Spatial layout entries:
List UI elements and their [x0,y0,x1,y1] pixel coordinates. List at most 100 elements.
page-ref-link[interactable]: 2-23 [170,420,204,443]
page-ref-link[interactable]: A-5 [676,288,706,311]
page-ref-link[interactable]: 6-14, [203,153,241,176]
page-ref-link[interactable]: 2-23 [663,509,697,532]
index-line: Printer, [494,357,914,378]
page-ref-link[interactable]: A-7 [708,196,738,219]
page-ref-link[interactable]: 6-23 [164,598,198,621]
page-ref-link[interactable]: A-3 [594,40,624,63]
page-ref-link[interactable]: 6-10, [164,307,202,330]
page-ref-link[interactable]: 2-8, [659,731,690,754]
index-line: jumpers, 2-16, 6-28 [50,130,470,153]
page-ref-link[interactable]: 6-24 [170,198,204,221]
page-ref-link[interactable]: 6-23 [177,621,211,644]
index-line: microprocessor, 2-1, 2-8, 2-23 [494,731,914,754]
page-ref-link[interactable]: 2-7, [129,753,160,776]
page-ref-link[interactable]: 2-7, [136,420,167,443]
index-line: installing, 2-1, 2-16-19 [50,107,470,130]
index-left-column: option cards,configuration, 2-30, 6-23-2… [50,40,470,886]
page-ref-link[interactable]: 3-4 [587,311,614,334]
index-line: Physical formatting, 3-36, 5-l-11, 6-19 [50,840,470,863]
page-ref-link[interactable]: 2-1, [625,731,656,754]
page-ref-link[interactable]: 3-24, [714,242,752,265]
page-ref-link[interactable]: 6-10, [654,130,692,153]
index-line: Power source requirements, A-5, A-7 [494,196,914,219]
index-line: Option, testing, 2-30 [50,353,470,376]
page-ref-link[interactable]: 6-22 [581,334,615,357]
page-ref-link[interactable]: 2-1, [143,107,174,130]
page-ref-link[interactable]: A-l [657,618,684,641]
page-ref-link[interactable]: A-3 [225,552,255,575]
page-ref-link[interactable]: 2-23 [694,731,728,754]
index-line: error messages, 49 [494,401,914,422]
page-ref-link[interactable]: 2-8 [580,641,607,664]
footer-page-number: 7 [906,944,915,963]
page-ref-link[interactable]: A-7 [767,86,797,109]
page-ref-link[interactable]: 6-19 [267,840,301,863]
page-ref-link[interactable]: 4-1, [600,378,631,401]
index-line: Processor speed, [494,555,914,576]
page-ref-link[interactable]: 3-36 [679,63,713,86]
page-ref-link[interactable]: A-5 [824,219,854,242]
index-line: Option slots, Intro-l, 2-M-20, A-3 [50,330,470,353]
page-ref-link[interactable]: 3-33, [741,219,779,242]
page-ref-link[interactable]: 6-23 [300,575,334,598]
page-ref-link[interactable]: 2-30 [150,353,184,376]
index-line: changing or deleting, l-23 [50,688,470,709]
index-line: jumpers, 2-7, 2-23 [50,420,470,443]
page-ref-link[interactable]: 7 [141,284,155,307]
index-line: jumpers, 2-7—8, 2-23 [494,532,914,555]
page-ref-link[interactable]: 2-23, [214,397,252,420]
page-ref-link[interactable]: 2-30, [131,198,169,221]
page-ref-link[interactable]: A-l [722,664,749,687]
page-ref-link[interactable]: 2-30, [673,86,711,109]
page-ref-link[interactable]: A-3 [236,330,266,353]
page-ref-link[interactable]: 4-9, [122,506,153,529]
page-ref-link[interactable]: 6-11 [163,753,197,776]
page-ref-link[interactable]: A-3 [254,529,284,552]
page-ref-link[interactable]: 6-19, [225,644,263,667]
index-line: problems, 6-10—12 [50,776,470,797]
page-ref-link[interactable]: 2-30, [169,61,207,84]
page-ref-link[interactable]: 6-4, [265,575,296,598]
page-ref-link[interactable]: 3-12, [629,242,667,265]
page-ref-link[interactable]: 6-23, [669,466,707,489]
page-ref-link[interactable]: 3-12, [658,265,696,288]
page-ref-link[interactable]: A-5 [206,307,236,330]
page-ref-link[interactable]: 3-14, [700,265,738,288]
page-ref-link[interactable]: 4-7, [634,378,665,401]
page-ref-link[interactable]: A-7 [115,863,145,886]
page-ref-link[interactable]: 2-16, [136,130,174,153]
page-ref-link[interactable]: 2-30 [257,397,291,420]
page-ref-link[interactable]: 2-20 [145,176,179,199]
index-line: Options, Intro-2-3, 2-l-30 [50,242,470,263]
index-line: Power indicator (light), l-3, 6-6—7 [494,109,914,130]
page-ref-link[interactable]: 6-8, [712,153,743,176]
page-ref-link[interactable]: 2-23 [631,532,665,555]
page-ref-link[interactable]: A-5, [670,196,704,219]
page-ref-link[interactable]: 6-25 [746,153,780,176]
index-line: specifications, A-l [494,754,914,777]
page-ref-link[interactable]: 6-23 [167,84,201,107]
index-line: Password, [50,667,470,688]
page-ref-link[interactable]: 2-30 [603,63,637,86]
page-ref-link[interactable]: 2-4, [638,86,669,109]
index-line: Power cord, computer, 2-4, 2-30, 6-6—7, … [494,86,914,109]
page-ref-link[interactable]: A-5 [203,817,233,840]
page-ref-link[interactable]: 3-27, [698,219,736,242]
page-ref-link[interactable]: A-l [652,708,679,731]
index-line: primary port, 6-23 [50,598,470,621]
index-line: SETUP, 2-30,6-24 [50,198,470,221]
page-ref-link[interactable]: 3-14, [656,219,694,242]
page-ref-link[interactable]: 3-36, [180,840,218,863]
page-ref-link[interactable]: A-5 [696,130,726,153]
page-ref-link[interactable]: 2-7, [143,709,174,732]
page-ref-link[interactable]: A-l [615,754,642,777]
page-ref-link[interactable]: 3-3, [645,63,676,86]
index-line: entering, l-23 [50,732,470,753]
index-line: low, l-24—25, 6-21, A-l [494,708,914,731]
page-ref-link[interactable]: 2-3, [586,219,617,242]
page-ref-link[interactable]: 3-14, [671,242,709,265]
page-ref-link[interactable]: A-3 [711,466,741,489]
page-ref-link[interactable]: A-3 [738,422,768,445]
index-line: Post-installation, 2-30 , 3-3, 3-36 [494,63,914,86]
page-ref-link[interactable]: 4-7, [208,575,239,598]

__Goal__
Copy out every item above word for word, changing nothing in any line.

__Task result__
List UI elements and their [x0,y0,x1,y1] pixel coordinates. List at most 100 elements.
page-ref-link[interactable]: 2-23 [170,420,204,443]
page-ref-link[interactable]: A-5 [676,288,706,311]
page-ref-link[interactable]: 6-14, [203,153,241,176]
page-ref-link[interactable]: 2-23 [663,509,697,532]
index-line: Printer, [494,357,914,378]
page-ref-link[interactable]: A-7 [708,196,738,219]
page-ref-link[interactable]: 6-23 [164,598,198,621]
page-ref-link[interactable]: A-3 [594,40,624,63]
page-ref-link[interactable]: 6-10, [164,307,202,330]
page-ref-link[interactable]: 2-8, [659,731,690,754]
index-line: jumpers, 2-16, 6-28 [50,130,470,153]
page-ref-link[interactable]: 6-24 [170,198,204,221]
page-ref-link[interactable]: 6-23 [177,621,211,644]
index-line: microprocessor, 2-1, 2-8, 2-23 [494,731,914,754]
page-ref-link[interactable]: 2-7, [129,753,160,776]
page-ref-link[interactable]: 2-7, [136,420,167,443]
index-line: installing, 2-1, 2-16-19 [50,107,470,130]
index-left-column: option cards,configuration, 2-30, 6-23-2… [50,40,470,886]
page-ref-link[interactable]: 3-4 [587,311,614,334]
index-line: Physical formatting, 3-36, 5-l-11, 6-19 [50,840,470,863]
page-ref-link[interactable]: 2-1, [625,731,656,754]
page-ref-link[interactable]: 3-24, [714,242,752,265]
page-ref-link[interactable]: 6-10, [654,130,692,153]
index-line: Power source requirements, A-5, A-7 [494,196,914,219]
index-line: Option, testing, 2-30 [50,353,470,376]
page-ref-link[interactable]: 6-22 [581,334,615,357]
page-ref-link[interactable]: 2-1, [143,107,174,130]
page-ref-link[interactable]: A-l [657,618,684,641]
page-ref-link[interactable]: A-3 [225,552,255,575]
page-ref-link[interactable]: 2-23 [694,731,728,754]
index-line: error messages, 49 [494,401,914,422]
page-ref-link[interactable]: 2-8 [580,641,607,664]
footer-page-number: 7 [906,944,915,963]
page-ref-link[interactable]: A-7 [767,86,797,109]
page-ref-link[interactable]: 6-19 [267,840,301,863]
page-ref-link[interactable]: 4-1, [600,378,631,401]
index-line: Processor speed, [494,555,914,576]
page-ref-link[interactable]: 3-36 [679,63,713,86]
page-ref-link[interactable]: A-5 [824,219,854,242]
index-line: Option slots, Intro-l, 2-M-20, A-3 [50,330,470,353]
page-ref-link[interactable]: 3-33, [741,219,779,242]
page-ref-link[interactable]: 6-23 [300,575,334,598]
page-ref-link[interactable]: 2-30 [150,353,184,376]
index-line: changing or deleting, l-23 [50,688,470,709]
index-line: jumpers, 2-7, 2-23 [50,420,470,443]
page-ref-link[interactable]: 7 [141,284,155,307]
index-line: jumpers, 2-7—8, 2-23 [494,532,914,555]
page-ref-link[interactable]: 2-23, [214,397,252,420]
page-ref-link[interactable]: 2-30, [131,198,169,221]
page-ref-link[interactable]: A-l [722,664,749,687]
page-ref-link[interactable]: 2-30, [673,86,711,109]
page-ref-link[interactable]: A-3 [236,330,266,353]
page-ref-link[interactable]: 4-9, [122,506,153,529]
page-ref-link[interactable]: 6-11 [163,753,197,776]
page-ref-link[interactable]: A-3 [254,529,284,552]
page-ref-link[interactable]: 6-19, [225,644,263,667]
index-line: problems, 6-10—12 [50,776,470,797]
page-ref-link[interactable]: 2-30, [169,61,207,84]
page-ref-link[interactable]: 6-4, [265,575,296,598]
page-ref-link[interactable]: 3-12, [629,242,667,265]
page-ref-link[interactable]: 6-23, [669,466,707,489]
page-ref-link[interactable]: 3-12, [658,265,696,288]
page-ref-link[interactable]: A-5 [206,307,236,330]
page-ref-link[interactable]: 3-14, [700,265,738,288]
page-ref-link[interactable]: 4-7, [634,378,665,401]
page-ref-link[interactable]: A-7 [115,863,145,886]
page-ref-link[interactable]: 2-16, [136,130,174,153]
page-ref-link[interactable]: 2-30 [257,397,291,420]
page-ref-link[interactable]: 2-20 [145,176,179,199]
index-line: Options, Intro-2-3, 2-l-30 [50,242,470,263]
index-line: Power indicator (light), l-3, 6-6—7 [494,109,914,130]
page-ref-link[interactable]: 6-8, [712,153,743,176]
page-ref-link[interactable]: 2-23 [631,532,665,555]
page-ref-link[interactable]: A-5, [670,196,704,219]
page-ref-link[interactable]: 6-25 [746,153,780,176]
index-line: specifications, A-l [494,754,914,777]
page-ref-link[interactable]: 6-23 [167,84,201,107]
index-line: Password, [50,667,470,688]
page-ref-link[interactable]: 2-30 [603,63,637,86]
page-ref-link[interactable]: 2-4, [638,86,669,109]
index-line: Power cord, computer, 2-4, 2-30, 6-6—7, … [494,86,914,109]
page-ref-link[interactable]: A-5 [203,817,233,840]
page-ref-link[interactable]: 3-27, [698,219,736,242]
page-ref-link[interactable]: A-l [652,708,679,731]
index-line: primary port, 6-23 [50,598,470,621]
index-line: SETUP, 2-30,6-24 [50,198,470,221]
page-ref-link[interactable]: 3-14, [656,219,694,242]
page-ref-link[interactable]: 3-36, [180,840,218,863]
page-ref-link[interactable]: A-5 [696,130,726,153]
page-ref-link[interactable]: 2-7, [143,709,174,732]
page-ref-link[interactable]: A-l [615,754,642,777]
page-ref-link[interactable]: 3-3, [645,63,676,86]
index-line: entering, l-23 [50,732,470,753]
index-line: low, l-24—25, 6-21, A-l [494,708,914,731]
page-ref-link[interactable]: 2-3, [586,219,617,242]
page-ref-link[interactable]: 3-14, [671,242,709,265]
page-ref-link[interactable]: A-3 [711,466,741,489]
page-ref-link[interactable]: A-3 [738,422,768,445]
index-line: Post-installation, 2-30 , 3-3, 3-36 [494,63,914,86]
page-ref-link[interactable]: 4-7, [208,575,239,598]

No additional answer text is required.